··· Dataset content
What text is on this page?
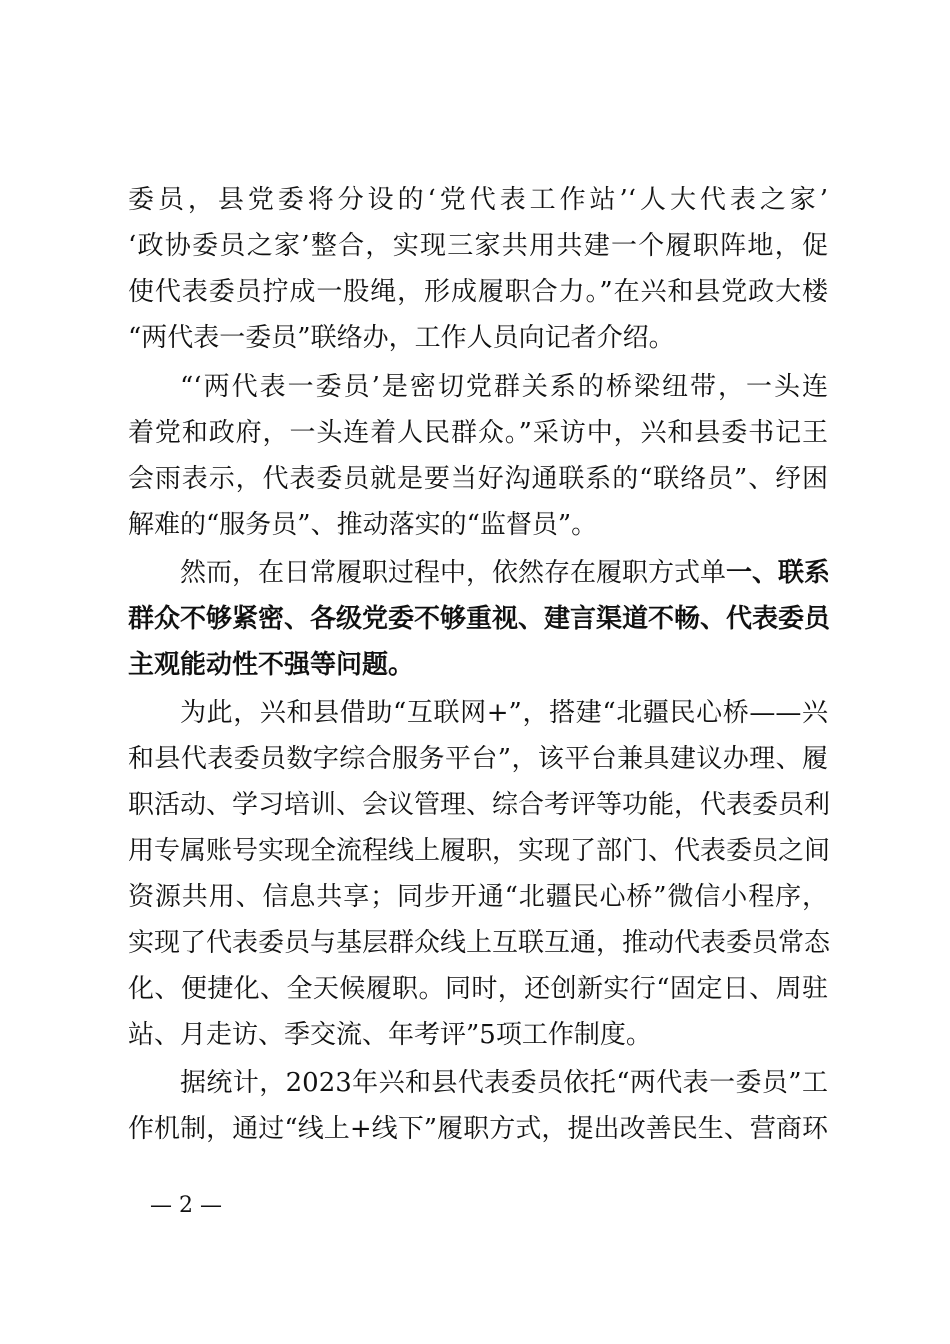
委员，县党委将分设的‘党代表工作站’‘人大代表之家’
‘政协委员之家’整合，实现三家共用共建一个履职阵地，促
使代表委员拧成一股绳，形成履职合力。”在兴和县党政大楼
“两代表一委员”联络办，工作人员向记者介绍。
“‘两代表一委员’是密切党群关系的桥梁纽带，一头连
着党和政府，一头连着人民群众。”采访中，兴和县委书记王
会雨表示，代表委员就是要当好沟通联系的“联络员”、纾困
解难的“服务员”、推动落实的“监督员”。
然而，在日常履职过程中，依然存在履职方式单一、联系
群众不够紧密、各级党委不够重视、建言渠道不畅、代表委员
主观能动性不强等问题。
为此，兴和县借助“互联网+”，搭建“北疆民心桥——兴
和县代表委员数字综合服务平台”，该平台兼具建议办理、履
职活动、学习培训、会议管理、综合考评等功能，代表委员利
用专属账号实现全流程线上履职，实现了部门、代表委员之间
资源共用、信息共享；同步开通“北疆民心桥”微信小程序，
实现了代表委员与基层群众线上互联互通，推动代表委员常态
化、便捷化、全天候履职。同时，还创新实行“固定日、周驻
站、月走访、季交流、年考评”5项工作制度。
据统计，2023年兴和县代表委员依托“两代表一委员”工
作机制，通过“线上+线下”履职方式，提出改善民生、营商环
— 2 —
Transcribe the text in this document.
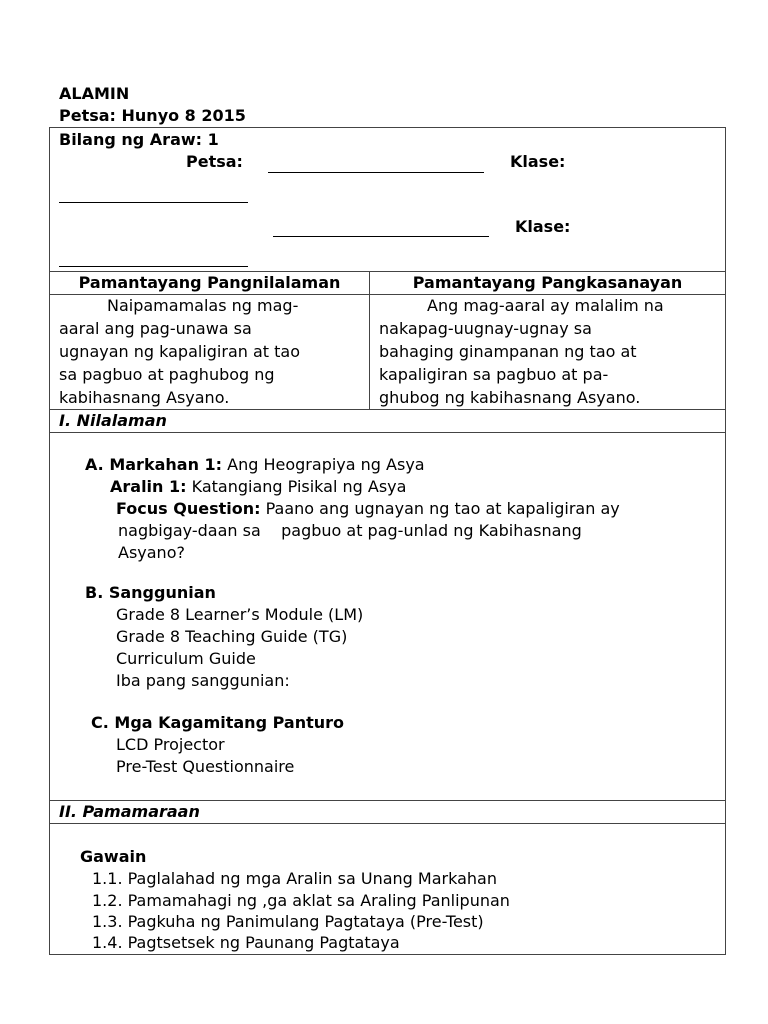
ALAMIN
Petsa: Hunyo 8 2015
Bilang ng Araw: 1
Petsa:	Klase:
Klase:
Pamantayang Pangnilalaman	Pamantayang Pangkasanayan
Naipamamalas ng mag-
aaral ang pag-unawa sa
ugnayan ng kapaligiran at tao
sa pagbuo at paghubog ng
kabihasnang Asyano.
Ang mag-aaral ay malalim na
nakapag-uugnay-ugnay sa
bahaging ginampanan ng tao at
kapaligiran sa pagbuo at pa-
ghubog ng kabihasnang Asyano.
I. Nilalaman
A. Markahan 1: Ang Heograpiya ng Asya
Aralin 1: Katangiang Pisikal ng Asya
Focus Question: Paano ang ugnayan ng tao at kapaligiran ay
nagbigay-daan sa    pagbuo at pag-unlad ng Kabihasnang
Asyano?
B. Sanggunian
Grade 8 Learner’s Module (LM)
Grade 8 Teaching Guide (TG)
Curriculum Guide
Iba pang sanggunian:
C. Mga Kagamitang Panturo
LCD Projector
Pre-Test Questionnaire
II. Pamamaraan
Gawain
1.1. Paglalahad ng mga Aralin sa Unang Markahan
1.2. Pamamahagi ng ,ga aklat sa Araling Panlipunan
1.3. Pagkuha ng Panimulang Pagtataya (Pre-Test)
1.4. Pagtsetsek ng Paunang Pagtataya
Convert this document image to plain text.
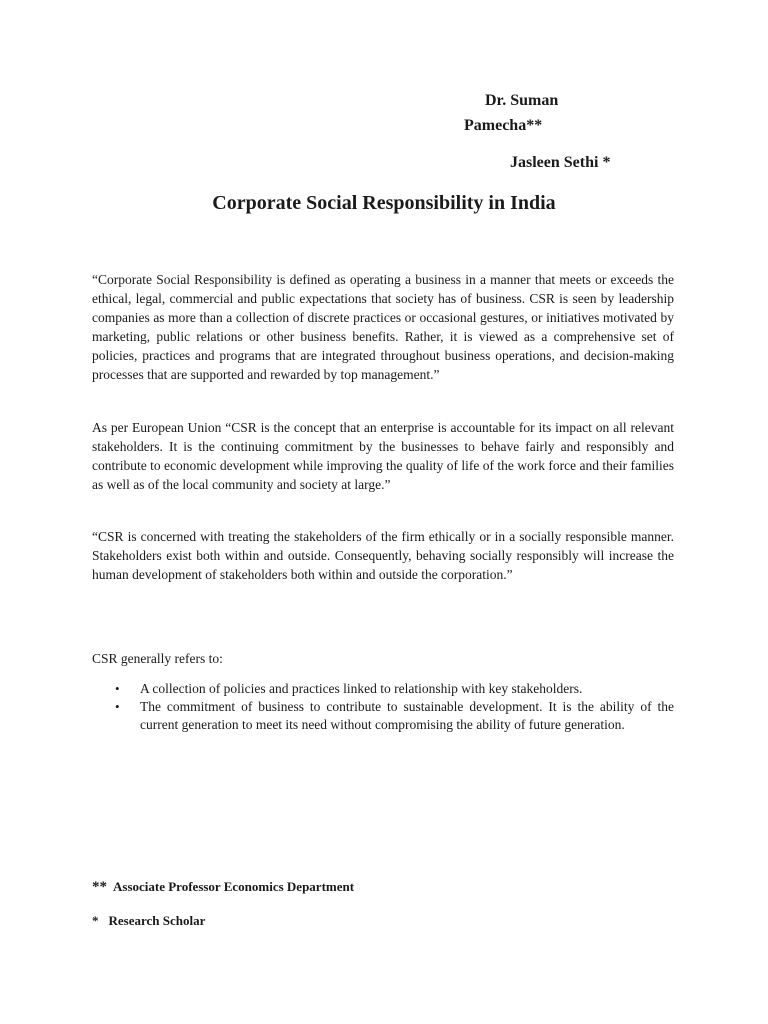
Dr. Suman
Pamecha**
Jasleen Sethi *
Corporate Social Responsibility in India

“Corporate Social Responsibility is defined as operating a business in a manner that meets or exceeds the ethical, legal, commercial and public expectations that society has of business. CSR is seen by leadership companies as more than a collection of discrete practices or occasional gestures, or initiatives motivated by marketing, public relations or other business benefits. Rather, it is viewed as a comprehensive set of policies, practices and programs that are integrated throughout business operations, and decision-making processes that are supported and rewarded by top management.”

As per European Union “CSR is the concept that an enterprise is accountable for its impact on all relevant stakeholders. It is the continuing commitment by the businesses to behave fairly and responsibly and contribute to economic development while improving the quality of life of the work force and their families as well as of the local community and society at large.”

“CSR is concerned with treating the stakeholders of the firm ethically or in a socially responsible manner. Stakeholders exist both within and outside. Consequently, behaving socially responsibly will increase the human development of stakeholders both within and outside the corporation.”

CSR generally refers to:

• A collection of policies and practices linked to relationship with key stakeholders.
• The commitment of business to contribute to sustainable development. It is the ability of the current generation to meet its need without compromising the ability of future generation.
** Associate Professor Economics Department
* Research Scholar
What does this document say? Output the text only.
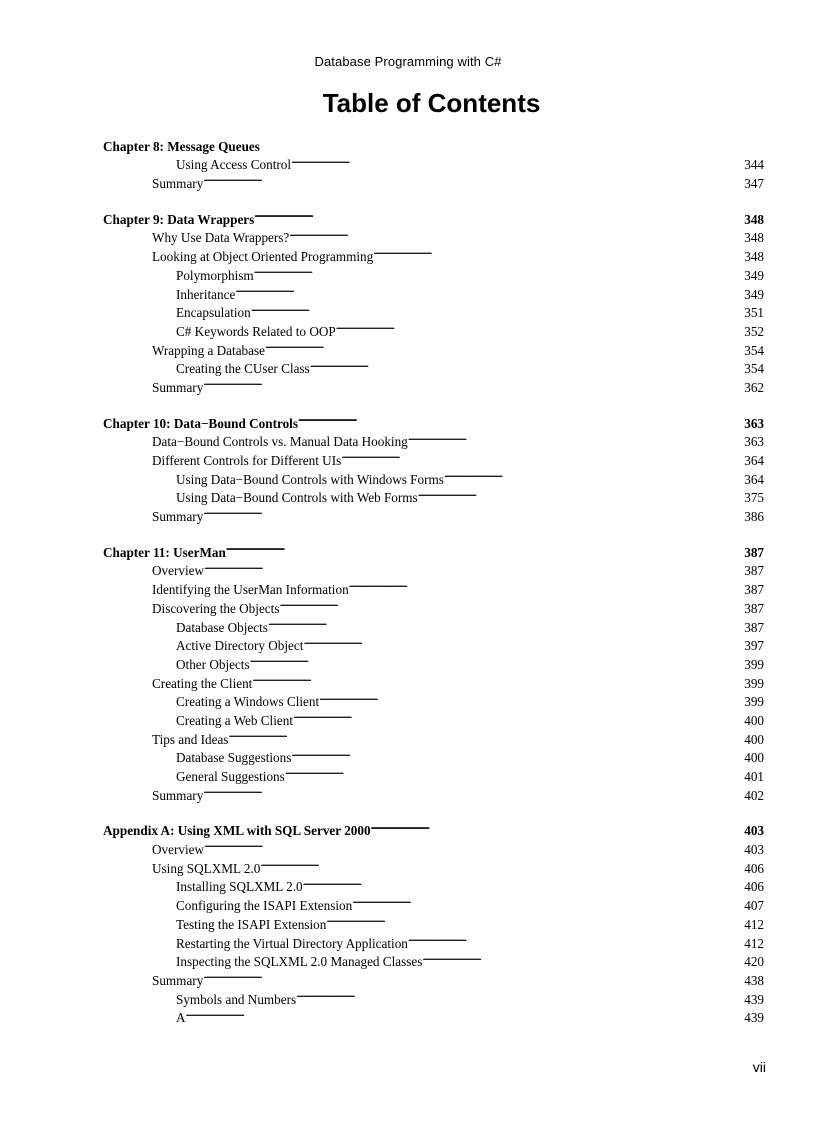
Database Programming with C#
Table of Contents
Chapter 8: Message Queues
Using Access Control . . .	344
Summary . . .	347
Chapter 9: Data Wrappers . . .	348
Why Use Data Wrappers? . . .	348
Looking at Object Oriented Programming . . .	348
Polymorphism . . .	349
Inheritance . . .	349
Encapsulation . . .	351
C# Keywords Related to OOP . . .	352
Wrapping a Database . . .	354
Creating the CUser Class . . .	354
Summary . . .	362
Chapter 10: Data−Bound Controls . . .	363
Data−Bound Controls vs. Manual Data Hooking . . .	363
Different Controls for Different UIs . . .	364
Using Data−Bound Controls with Windows Forms . . .	364
Using Data−Bound Controls with Web Forms . . .	375
Summary . . .	386
Chapter 11: UserMan . . .	387
Overview . . .	387
Identifying the UserMan Information . . .	387
Discovering the Objects . . .	387
Database Objects . . .	387
Active Directory Object . . .	397
Other Objects . . .	399
Creating the Client . . .	399
Creating a Windows Client . . .	399
Creating a Web Client . . .	400
Tips and Ideas . . .	400
Database Suggestions . . .	400
General Suggestions . . .	401
Summary . . .	402
Appendix A: Using XML with SQL Server 2000 . . .	403
Overview . . .	403
Using SQLXML 2.0 . . .	406
Installing SQLXML 2.0 . . .	406
Configuring the ISAPI Extension . . .	407
Testing the ISAPI Extension . . .	412
Restarting the Virtual Directory Application . . .	412
Inspecting the SQLXML 2.0 Managed Classes . . .	420
Summary . . .	438
Symbols and Numbers . . .	439
A . . .	439
vii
······
◆ **Given request**
Identify each line in the entries with the word "ISAPI" and copy it.

◆ **Output of the task**
Configuring the ISAPI Extension . . .	407
Testing the ISAPI Extension . . .	412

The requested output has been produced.